## STATED PROBLEM
How many lines in the entries below contain "свыше"? Answer with the number only.

──────── DATA SHOWN ────────

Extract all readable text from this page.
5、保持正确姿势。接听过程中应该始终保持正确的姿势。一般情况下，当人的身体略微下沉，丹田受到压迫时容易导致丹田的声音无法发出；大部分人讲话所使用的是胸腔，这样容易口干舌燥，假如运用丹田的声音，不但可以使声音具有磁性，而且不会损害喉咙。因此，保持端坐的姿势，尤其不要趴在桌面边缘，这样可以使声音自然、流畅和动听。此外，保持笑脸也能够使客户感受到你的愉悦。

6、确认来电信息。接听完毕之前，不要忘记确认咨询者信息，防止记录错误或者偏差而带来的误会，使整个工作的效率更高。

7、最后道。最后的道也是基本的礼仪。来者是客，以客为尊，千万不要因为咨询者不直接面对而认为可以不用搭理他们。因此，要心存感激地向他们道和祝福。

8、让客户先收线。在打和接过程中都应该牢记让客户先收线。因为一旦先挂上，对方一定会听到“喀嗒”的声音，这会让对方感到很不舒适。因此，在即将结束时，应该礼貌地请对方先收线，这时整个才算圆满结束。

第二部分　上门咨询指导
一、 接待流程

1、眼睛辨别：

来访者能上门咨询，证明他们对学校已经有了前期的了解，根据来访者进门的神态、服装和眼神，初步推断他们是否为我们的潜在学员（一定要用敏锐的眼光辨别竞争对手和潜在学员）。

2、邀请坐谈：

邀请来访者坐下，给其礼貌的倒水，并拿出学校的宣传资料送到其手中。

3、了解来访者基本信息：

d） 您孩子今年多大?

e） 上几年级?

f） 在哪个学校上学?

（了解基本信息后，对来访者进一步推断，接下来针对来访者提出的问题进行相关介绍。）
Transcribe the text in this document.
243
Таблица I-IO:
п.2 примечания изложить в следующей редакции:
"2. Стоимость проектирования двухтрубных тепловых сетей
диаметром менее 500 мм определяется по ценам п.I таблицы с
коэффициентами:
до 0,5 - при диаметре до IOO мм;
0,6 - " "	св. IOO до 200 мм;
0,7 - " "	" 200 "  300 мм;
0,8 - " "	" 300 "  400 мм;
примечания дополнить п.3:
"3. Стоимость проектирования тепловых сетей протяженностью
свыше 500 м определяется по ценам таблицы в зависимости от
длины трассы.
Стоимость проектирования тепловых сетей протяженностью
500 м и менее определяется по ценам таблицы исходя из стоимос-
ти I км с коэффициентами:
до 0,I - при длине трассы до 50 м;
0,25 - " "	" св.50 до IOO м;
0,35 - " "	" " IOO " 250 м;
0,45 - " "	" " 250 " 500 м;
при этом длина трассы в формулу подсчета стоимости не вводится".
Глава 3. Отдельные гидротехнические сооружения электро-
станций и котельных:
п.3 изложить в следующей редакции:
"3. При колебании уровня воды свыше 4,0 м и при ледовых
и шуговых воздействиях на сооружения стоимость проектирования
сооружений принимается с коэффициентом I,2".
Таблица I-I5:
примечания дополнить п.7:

────────

## OUTPUT
2